H&M was caught in the cross-fire around Xinjiang cotton which blew up a couple of years ago. In 2020, the retailer said it would no longer sourcing from the region because of allegations that forced labour was being used there. Many other fashion retailers have been impacted by the boycott, however, well known names like H&M seem to have bore the brunt of the backlash from Chinese netizens on Chinese social media.

Brands had previously posted messages on their websites stating they would no longer use Xinjiang cotton due to links with forced labour. However, many of these brands (as well as the Better Cotton initiative) scrambled to remove these as they realised the extent of the nationalistic backlash from Chinese consumers.

Other Western brands such as Nike, Adidas, Burberry and Converse saw celebrity ambassadors sever ties over their public commitments not to use Xinjiang cotton.

The Swedish company said in April this year that it was still struggling with the fallout from the boycott by consumers.

H&M chief executive Helena Helmersson said at the time that the company was in talks with several stakeholders in China to try to improve the “complex situation.” (For complex read: we know we can no longer get away with using Xinjiang cotton but we still want access to the vast Chinese market; let’s allow the current furore to die down and then take stock).

H&M has also recently lost access to the Russian market having left the country following the invasion on Ukraine. H&M paused sales in Russia after the military operation began.

Last week, the business fully wound down operations in Russia.

Sky News reports that people at the Moscow shopping centre Aviapark said they were “very hurt” H&M is leaving, but “will start looking at Russian brands”.

---

Task set
a - In the article on H&M and Xinjiang cotton, write out the passage starting at "H&M chief executive" and ending at "operations in Russia.", switching "stakeholders" to "partners".
b - According to the article on H&M and Xinjiang cotton, what did the business do in Russia last week?

Record extracts

---

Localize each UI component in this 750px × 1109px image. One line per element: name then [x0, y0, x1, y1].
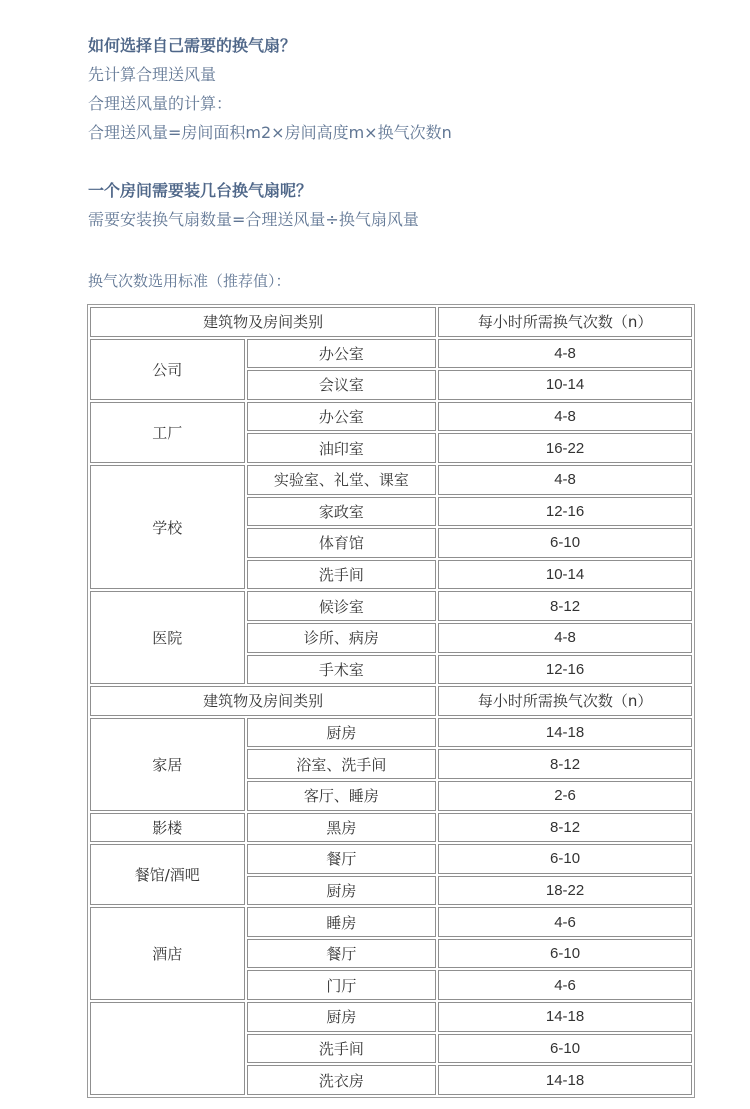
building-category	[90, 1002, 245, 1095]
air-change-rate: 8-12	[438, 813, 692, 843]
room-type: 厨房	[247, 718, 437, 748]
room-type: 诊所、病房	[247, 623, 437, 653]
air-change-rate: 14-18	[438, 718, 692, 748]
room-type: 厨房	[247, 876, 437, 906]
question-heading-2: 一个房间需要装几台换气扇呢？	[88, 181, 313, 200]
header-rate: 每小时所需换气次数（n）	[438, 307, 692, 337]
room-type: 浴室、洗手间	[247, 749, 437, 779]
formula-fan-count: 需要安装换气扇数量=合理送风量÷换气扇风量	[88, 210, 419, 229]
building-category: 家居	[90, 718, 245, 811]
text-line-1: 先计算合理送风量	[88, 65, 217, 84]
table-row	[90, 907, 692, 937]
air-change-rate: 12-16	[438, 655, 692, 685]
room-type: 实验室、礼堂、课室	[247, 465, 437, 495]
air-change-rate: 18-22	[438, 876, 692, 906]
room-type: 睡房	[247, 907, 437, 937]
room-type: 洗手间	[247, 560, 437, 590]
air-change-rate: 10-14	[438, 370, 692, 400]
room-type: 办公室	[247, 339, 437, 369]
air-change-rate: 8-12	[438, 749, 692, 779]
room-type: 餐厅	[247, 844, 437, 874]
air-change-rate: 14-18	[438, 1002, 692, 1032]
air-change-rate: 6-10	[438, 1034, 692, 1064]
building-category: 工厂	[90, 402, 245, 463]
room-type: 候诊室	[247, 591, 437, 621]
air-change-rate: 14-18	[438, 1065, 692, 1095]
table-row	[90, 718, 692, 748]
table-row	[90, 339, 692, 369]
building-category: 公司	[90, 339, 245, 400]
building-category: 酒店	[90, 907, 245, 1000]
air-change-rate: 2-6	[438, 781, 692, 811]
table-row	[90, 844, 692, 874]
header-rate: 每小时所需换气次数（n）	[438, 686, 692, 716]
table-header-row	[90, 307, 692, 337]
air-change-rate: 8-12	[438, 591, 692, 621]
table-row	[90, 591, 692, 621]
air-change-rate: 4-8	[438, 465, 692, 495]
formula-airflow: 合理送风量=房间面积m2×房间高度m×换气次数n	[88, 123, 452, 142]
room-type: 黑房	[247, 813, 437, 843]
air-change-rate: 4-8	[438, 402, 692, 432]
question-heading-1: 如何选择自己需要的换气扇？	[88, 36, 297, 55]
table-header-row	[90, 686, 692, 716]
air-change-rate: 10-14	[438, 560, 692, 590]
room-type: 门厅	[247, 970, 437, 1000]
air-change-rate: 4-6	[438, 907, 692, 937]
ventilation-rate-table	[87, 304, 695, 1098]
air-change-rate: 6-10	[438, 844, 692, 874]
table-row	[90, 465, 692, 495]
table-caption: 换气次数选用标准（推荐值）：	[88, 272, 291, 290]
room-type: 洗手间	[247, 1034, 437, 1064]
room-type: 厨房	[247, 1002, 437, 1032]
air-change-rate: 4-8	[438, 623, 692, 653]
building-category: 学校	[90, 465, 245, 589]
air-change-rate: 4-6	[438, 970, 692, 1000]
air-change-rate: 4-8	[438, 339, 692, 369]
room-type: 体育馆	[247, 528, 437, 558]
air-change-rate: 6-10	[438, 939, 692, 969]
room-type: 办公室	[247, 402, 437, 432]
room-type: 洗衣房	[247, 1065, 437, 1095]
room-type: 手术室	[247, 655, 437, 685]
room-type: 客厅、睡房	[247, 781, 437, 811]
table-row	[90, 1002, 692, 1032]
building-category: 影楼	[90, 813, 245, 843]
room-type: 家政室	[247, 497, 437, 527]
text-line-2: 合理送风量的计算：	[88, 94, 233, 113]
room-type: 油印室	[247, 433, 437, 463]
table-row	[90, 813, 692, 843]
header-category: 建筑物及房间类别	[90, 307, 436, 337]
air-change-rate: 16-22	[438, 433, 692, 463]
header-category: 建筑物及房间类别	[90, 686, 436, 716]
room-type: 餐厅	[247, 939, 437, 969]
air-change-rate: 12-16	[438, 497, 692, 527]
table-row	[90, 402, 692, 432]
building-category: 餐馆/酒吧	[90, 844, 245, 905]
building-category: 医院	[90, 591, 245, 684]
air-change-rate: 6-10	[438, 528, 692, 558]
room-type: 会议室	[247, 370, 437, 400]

---

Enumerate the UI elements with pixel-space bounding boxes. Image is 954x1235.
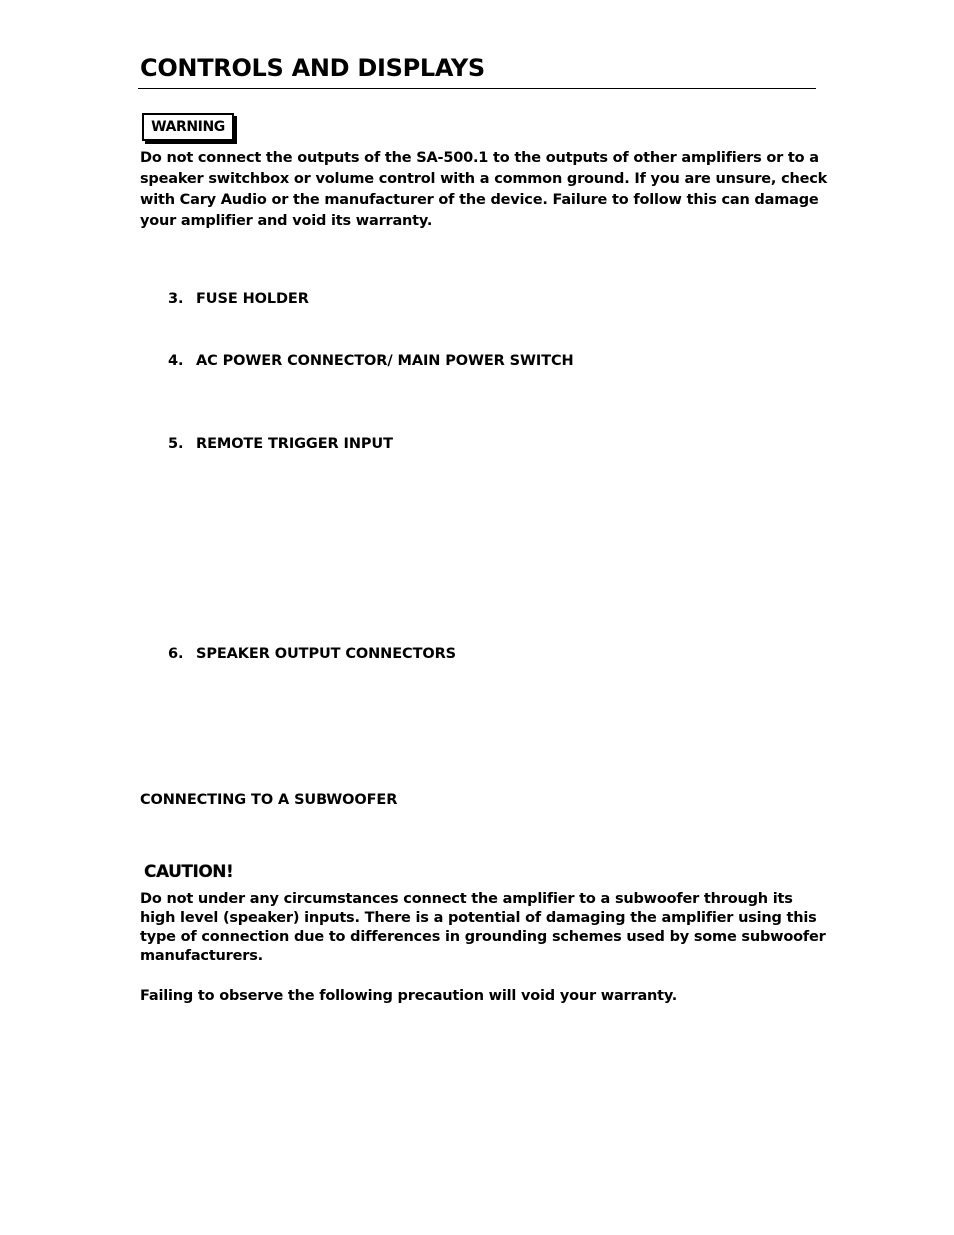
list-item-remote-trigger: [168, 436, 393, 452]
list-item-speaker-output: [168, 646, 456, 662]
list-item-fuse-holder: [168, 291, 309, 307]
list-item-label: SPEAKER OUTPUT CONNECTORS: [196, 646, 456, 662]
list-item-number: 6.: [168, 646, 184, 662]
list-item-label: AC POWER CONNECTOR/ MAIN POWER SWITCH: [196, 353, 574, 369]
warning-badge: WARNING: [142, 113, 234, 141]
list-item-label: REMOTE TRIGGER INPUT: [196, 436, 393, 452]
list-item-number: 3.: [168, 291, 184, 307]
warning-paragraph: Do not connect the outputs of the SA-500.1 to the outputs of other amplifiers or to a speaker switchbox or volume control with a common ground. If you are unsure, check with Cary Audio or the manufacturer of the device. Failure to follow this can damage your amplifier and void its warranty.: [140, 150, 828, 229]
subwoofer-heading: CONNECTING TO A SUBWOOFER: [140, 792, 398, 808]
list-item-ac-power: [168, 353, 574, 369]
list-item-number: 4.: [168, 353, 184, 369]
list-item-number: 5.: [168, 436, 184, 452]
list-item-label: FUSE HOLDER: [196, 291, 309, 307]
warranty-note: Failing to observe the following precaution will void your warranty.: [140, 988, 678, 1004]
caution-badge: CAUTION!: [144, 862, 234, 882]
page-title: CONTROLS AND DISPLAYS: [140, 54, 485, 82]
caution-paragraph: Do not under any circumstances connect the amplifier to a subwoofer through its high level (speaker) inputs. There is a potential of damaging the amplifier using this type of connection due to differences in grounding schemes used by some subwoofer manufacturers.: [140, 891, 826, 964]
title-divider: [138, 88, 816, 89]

---

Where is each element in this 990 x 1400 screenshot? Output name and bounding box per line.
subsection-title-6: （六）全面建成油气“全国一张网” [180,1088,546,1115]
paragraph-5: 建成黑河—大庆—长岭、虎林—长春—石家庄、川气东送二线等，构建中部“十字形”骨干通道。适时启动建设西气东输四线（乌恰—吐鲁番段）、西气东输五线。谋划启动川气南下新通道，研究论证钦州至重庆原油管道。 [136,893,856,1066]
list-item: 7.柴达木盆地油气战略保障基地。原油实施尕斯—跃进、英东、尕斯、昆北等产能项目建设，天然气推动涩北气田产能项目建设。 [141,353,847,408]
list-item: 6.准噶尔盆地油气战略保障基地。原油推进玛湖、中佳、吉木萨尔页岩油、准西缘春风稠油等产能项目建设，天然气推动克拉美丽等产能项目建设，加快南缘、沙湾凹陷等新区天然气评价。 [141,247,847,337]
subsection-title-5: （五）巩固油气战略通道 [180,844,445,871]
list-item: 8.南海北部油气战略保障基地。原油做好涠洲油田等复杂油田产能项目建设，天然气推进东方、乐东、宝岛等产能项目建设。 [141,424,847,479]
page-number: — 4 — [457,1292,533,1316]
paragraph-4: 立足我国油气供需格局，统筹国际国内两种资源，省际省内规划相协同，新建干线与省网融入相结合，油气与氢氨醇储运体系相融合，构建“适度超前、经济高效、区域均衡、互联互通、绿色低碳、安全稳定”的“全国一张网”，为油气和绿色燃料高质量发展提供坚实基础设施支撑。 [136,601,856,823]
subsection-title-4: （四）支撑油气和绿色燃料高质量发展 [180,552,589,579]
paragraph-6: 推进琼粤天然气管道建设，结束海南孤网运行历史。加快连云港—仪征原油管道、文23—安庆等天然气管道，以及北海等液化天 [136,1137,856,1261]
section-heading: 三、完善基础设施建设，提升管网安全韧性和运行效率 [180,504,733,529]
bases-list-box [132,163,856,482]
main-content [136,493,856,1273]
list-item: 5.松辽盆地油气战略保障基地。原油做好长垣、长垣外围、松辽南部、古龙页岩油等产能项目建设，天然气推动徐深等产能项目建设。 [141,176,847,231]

---

Worked answers
a -
H&M chief executive Helena Helmersson said at the time that the company was in talks with several partners in China to try to improve the “complex situation.” (For complex read: we know we can no longer get away with using Xinjiang cotton but we still want access to the vast Chinese market; let’s allow the current furore to die down and then take stock).

H&M has also recently lost access to the Russian market having left the country following the invasion on Ukraine. H&M paused sales in Russia after the military operation began.

Last week, the business fully wound down operations in Russia.

b - It fully wound down its operations in Russia.